• STATED GOAL: Skip all pictures. Set down only the lines starting at the line containing "Transcribe this chart's" and running to the end of the listing.

__________________________________________________

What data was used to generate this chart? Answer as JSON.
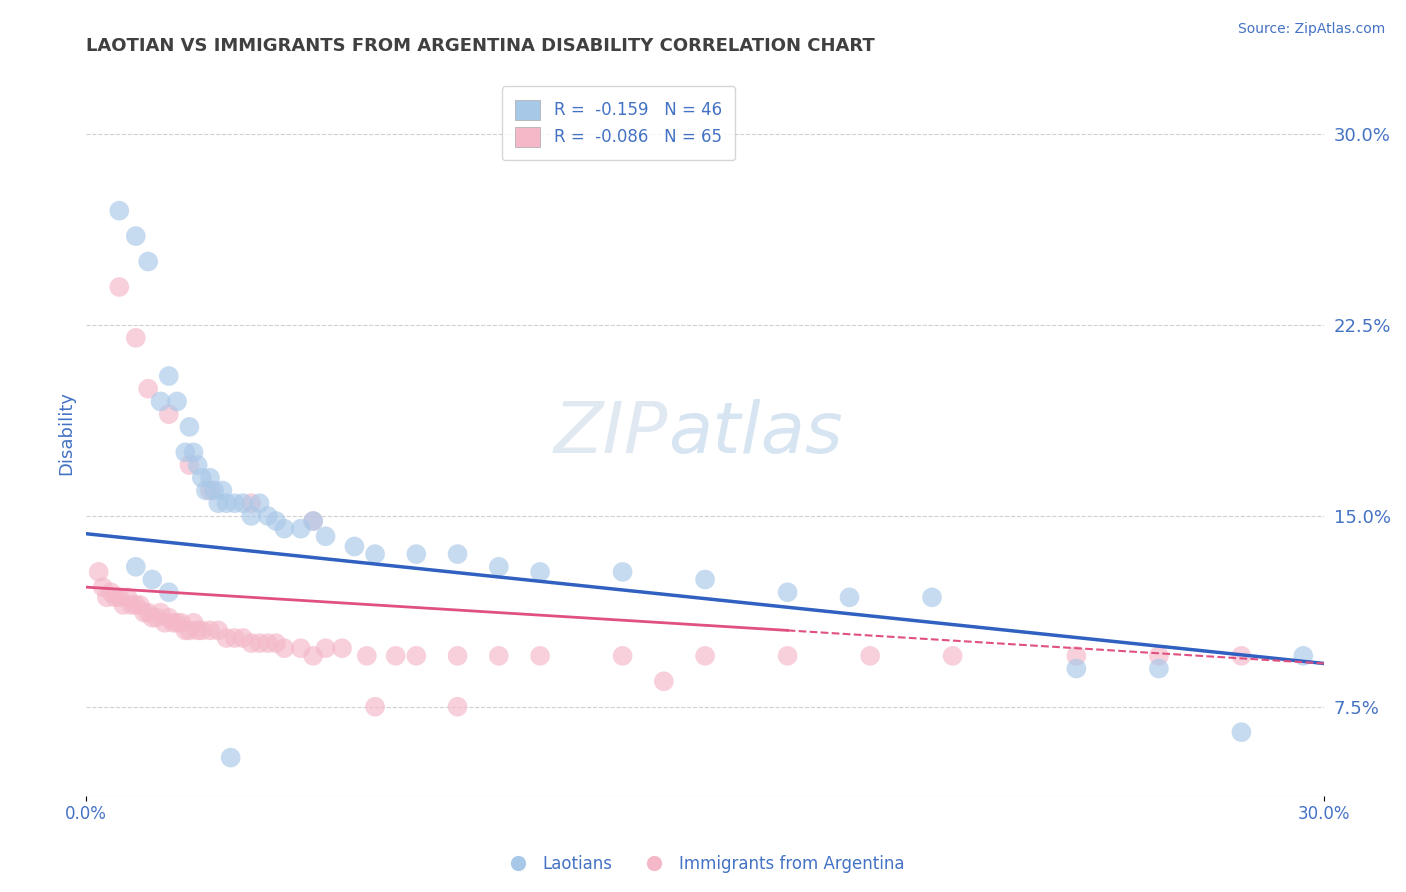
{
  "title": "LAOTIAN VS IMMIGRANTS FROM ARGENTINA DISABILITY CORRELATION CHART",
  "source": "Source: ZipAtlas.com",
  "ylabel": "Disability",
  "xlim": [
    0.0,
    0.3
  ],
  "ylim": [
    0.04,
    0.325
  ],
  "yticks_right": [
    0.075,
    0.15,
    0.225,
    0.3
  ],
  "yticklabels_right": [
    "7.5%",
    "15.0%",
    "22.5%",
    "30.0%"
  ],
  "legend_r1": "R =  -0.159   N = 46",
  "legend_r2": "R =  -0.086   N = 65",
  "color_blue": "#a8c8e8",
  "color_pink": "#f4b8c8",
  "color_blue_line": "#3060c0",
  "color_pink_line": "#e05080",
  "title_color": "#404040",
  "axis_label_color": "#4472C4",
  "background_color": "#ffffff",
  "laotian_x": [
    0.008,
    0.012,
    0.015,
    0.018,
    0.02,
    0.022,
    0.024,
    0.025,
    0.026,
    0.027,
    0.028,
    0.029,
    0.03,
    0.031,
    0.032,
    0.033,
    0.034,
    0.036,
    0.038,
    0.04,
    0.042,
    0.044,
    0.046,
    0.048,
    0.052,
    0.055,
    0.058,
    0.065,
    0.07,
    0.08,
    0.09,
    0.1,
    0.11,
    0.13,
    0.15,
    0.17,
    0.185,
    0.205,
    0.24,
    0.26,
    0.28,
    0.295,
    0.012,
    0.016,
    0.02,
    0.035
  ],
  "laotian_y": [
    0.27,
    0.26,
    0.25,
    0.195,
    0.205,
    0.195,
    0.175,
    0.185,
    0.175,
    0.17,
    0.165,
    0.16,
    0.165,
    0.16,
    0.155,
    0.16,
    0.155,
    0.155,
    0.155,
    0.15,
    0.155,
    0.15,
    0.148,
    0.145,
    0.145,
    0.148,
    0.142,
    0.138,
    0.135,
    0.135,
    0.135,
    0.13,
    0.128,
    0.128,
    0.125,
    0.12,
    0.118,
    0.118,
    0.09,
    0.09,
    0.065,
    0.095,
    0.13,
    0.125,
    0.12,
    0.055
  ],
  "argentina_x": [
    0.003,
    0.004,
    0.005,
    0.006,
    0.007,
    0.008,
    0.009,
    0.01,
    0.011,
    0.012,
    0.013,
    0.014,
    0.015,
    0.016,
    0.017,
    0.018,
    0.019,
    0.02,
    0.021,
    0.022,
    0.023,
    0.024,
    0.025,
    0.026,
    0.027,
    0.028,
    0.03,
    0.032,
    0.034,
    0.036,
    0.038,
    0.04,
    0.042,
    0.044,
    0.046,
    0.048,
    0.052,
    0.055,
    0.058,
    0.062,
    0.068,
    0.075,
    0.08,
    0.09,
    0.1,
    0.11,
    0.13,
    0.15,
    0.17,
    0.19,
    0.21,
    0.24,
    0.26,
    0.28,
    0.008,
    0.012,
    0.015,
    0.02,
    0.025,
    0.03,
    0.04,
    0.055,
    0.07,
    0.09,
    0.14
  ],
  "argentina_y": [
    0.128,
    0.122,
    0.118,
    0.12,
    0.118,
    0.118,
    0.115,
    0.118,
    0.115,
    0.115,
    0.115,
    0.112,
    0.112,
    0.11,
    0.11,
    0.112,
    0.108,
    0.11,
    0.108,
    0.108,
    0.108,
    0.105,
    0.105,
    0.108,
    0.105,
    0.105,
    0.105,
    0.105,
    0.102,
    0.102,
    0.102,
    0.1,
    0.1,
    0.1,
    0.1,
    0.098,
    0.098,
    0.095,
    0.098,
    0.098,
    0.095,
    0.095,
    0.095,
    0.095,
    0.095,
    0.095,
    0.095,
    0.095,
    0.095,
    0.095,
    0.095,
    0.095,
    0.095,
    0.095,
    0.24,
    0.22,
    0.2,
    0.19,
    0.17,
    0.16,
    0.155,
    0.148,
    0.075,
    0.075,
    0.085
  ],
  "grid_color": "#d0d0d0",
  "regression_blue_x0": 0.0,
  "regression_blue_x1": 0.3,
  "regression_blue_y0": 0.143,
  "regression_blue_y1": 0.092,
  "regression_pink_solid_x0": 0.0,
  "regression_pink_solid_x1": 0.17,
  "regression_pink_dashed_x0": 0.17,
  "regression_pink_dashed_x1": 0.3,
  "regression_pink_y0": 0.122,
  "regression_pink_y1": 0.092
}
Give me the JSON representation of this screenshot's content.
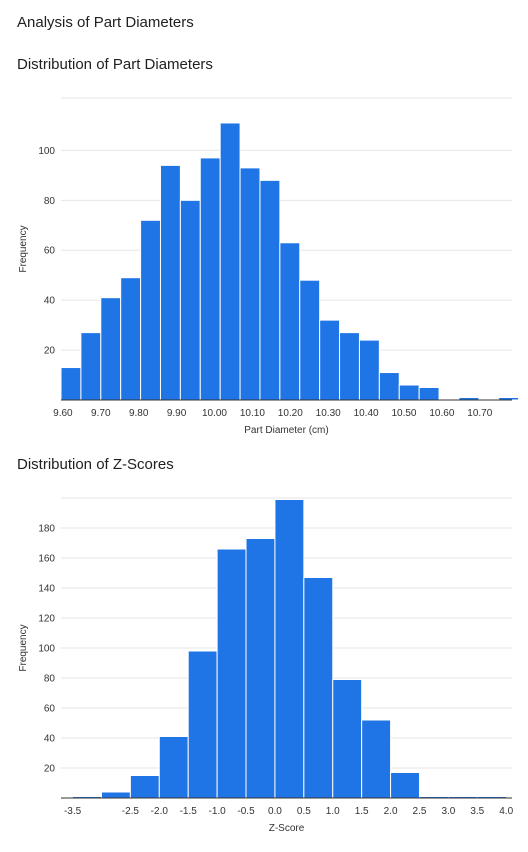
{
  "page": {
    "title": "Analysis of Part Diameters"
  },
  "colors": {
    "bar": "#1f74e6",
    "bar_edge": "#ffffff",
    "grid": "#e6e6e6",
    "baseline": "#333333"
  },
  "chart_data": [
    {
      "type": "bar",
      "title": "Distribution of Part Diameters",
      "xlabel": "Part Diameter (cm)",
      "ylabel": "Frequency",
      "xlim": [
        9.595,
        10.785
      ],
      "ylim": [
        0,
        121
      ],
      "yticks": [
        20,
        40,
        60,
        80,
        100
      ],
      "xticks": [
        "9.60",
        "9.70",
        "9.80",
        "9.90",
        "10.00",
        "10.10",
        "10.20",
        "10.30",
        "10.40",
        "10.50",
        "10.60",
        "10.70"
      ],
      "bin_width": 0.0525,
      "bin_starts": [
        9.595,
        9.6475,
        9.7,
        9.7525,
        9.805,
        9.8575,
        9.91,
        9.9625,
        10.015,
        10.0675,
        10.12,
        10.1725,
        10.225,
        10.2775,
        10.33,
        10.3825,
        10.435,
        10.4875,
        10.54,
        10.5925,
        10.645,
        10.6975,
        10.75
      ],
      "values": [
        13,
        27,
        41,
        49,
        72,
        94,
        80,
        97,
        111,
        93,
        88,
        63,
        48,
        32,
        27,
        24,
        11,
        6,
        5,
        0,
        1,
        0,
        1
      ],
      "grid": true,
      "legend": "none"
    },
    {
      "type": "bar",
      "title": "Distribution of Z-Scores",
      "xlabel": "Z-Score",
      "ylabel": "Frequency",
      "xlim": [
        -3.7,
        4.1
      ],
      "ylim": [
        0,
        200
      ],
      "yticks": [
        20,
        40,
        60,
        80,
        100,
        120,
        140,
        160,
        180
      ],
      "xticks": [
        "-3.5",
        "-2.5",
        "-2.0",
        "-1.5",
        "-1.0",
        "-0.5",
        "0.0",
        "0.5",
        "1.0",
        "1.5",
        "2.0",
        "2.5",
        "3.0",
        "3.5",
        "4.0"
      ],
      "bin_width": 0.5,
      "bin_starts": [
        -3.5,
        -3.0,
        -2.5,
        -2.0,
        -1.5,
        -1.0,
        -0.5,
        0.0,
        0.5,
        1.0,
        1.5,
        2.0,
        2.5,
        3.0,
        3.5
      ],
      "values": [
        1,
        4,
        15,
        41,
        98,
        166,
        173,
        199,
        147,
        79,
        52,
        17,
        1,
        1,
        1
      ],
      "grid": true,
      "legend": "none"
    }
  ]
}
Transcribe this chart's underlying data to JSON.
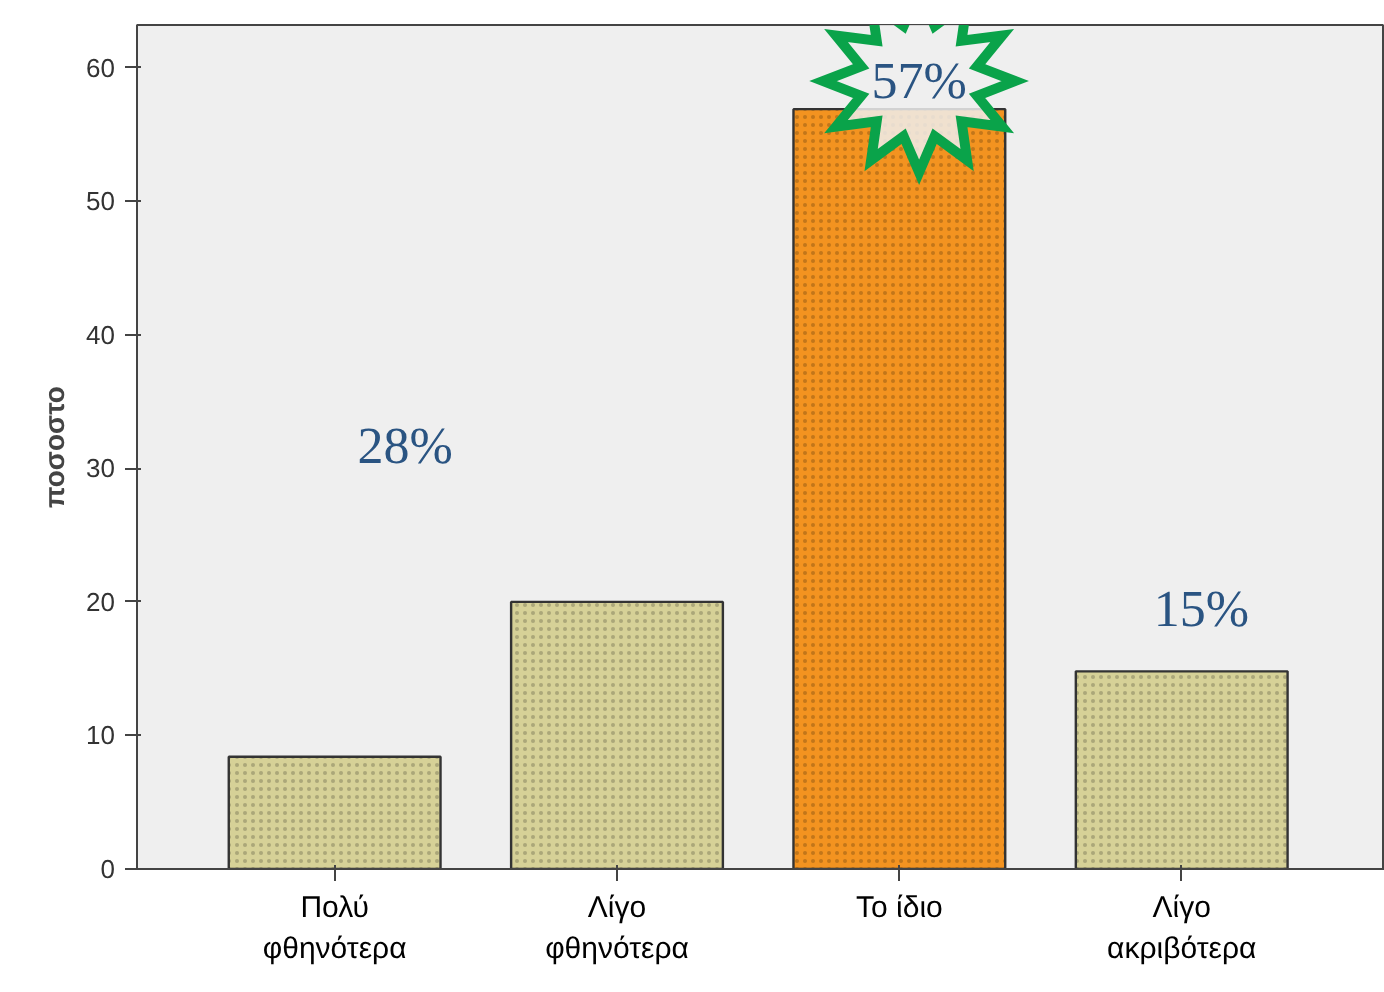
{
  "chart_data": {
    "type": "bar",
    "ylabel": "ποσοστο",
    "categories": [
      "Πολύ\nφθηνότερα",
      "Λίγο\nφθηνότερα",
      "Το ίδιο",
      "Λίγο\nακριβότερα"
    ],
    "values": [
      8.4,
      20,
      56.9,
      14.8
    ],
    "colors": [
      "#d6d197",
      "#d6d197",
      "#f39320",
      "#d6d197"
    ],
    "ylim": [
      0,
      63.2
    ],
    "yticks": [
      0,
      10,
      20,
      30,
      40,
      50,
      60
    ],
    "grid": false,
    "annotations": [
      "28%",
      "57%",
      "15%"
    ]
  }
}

__________________________________________________

• TASK RESULT:
Transcribe this chart's underlying data to JSON.
{
  "chart_data": {
    "type": "bar",
    "ylabel": "ποσοστο",
    "categories": [
      "Πολύ\nφθηνότερα",
      "Λίγο\nφθηνότερα",
      "Το ίδιο",
      "Λίγο\nακριβότερα"
    ],
    "values": [
      8.4,
      20,
      56.9,
      14.8
    ],
    "colors": [
      "#d6d197",
      "#d6d197",
      "#f39320",
      "#d6d197"
    ],
    "ylim": [
      0,
      63.2
    ],
    "yticks": [
      0,
      10,
      20,
      30,
      40,
      50,
      60
    ],
    "grid": false,
    "annotations": [
      "28%",
      "57%",
      "15%"
    ]
  }
}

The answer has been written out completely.